PROMPT: Switch "clear-guides-button" to "remove-guides-button" in the items from the start through the line with "guide-vertical[interactable] (537, 0, 539, 1340)", and write out that stretch again with everything else unchanged.

Saved entries:
▼▼▼
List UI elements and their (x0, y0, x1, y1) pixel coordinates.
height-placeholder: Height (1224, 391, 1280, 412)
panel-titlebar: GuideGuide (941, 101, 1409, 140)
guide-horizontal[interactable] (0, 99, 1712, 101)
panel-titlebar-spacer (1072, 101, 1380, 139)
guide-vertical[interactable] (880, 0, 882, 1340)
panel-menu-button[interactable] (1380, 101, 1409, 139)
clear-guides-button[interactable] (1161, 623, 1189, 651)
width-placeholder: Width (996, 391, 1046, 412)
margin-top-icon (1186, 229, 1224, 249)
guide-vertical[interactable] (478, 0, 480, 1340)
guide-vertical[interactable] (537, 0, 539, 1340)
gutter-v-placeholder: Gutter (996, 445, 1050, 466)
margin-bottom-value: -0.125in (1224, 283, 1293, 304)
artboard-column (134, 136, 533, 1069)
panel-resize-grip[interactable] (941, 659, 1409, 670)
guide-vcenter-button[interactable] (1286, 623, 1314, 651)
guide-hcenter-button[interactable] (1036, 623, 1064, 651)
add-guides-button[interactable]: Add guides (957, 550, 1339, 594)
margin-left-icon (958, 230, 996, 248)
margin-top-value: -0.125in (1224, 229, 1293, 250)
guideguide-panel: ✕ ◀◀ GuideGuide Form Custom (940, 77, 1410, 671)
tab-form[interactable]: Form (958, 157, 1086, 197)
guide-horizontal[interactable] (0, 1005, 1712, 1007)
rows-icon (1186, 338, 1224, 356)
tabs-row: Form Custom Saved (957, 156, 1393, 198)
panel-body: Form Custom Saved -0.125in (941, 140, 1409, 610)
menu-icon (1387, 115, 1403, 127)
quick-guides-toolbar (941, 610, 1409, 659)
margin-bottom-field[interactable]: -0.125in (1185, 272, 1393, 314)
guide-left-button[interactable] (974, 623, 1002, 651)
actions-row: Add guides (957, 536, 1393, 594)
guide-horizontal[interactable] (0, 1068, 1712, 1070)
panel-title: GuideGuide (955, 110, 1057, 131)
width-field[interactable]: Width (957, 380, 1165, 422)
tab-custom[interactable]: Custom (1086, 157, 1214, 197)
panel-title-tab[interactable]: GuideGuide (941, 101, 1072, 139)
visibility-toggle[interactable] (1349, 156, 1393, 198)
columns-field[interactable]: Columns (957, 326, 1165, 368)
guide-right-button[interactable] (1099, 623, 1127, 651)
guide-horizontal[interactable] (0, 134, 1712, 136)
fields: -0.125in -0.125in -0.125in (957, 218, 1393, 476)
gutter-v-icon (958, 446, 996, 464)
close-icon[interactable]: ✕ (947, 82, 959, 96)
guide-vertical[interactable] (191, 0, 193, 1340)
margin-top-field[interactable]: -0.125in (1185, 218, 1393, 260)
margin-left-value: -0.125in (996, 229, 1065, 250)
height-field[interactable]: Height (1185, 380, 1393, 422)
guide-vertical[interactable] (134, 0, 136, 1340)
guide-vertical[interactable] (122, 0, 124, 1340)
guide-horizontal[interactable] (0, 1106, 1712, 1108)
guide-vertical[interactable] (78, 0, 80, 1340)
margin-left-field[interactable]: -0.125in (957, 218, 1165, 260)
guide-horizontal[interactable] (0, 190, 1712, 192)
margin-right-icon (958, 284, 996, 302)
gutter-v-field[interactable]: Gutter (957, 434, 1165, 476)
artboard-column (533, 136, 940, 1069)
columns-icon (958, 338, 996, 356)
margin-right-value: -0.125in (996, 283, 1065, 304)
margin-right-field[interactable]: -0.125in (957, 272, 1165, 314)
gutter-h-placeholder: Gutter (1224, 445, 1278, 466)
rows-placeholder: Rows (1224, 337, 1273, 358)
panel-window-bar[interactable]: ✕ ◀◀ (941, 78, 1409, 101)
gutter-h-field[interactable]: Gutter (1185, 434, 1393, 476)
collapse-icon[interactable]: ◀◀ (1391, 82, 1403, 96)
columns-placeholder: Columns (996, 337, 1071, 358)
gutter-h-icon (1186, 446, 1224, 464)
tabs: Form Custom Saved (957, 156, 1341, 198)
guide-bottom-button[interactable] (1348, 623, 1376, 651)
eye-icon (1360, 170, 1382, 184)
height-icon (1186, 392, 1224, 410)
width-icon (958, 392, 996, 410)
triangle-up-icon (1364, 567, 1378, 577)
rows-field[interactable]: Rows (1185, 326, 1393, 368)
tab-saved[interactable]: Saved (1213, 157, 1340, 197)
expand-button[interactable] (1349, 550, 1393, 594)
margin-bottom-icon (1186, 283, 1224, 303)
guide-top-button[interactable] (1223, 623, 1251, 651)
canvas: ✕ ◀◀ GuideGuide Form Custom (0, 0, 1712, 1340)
▲▲▲
RESPONSE TO THE EXERCISE:
List UI elements and their (x0, y0, x1, y1) pixel coordinates.
height-placeholder: Height (1224, 391, 1280, 412)
panel-titlebar: GuideGuide (941, 101, 1409, 140)
guide-horizontal[interactable] (0, 99, 1712, 101)
panel-titlebar-spacer (1072, 101, 1380, 139)
guide-vertical[interactable] (880, 0, 882, 1340)
panel-menu-button[interactable] (1380, 101, 1409, 139)
remove-guides-button[interactable] (1161, 623, 1189, 651)
width-placeholder: Width (996, 391, 1046, 412)
margin-top-icon (1186, 229, 1224, 249)
guide-vertical[interactable] (478, 0, 480, 1340)
guide-vertical[interactable] (537, 0, 539, 1340)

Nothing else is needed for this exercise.